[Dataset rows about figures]
┄┄┄┄┄┄┄┄┄┄┄┄┄┄┄┄┄┄┄┄

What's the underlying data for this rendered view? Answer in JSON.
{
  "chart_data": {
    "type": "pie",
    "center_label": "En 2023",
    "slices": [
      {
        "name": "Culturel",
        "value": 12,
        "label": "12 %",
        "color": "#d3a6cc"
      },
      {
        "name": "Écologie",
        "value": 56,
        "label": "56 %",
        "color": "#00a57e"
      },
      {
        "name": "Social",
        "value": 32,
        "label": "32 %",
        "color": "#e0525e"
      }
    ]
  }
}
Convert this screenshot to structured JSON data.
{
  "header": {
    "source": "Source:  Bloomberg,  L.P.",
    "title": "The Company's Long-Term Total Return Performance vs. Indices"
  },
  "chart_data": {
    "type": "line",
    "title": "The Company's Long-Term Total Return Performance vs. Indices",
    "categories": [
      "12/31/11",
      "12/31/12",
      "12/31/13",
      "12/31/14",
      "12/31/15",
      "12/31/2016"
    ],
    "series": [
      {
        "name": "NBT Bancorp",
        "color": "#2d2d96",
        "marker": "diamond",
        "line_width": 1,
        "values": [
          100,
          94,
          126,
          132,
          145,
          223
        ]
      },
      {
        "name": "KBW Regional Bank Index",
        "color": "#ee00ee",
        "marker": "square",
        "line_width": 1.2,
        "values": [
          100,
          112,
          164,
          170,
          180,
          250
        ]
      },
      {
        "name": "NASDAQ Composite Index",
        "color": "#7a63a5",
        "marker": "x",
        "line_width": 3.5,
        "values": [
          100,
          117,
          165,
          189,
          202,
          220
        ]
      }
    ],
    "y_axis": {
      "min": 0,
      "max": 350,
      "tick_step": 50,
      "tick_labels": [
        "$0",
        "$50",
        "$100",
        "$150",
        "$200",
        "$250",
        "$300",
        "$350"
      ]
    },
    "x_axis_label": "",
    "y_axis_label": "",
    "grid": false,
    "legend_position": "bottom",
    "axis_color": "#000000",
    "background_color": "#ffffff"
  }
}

┄┄┄┄┄┄┄┄┄┄┄┄┄┄┄┄┄┄┄┄

*Exercise aim*: Write out each line of the data that holds the string "Performance".

*Output below*:
    "title": "The Company's Long-Term Total Return Performance vs. Indices"
    "title": "The Company's Long-Term Total Return Performance vs. Indices",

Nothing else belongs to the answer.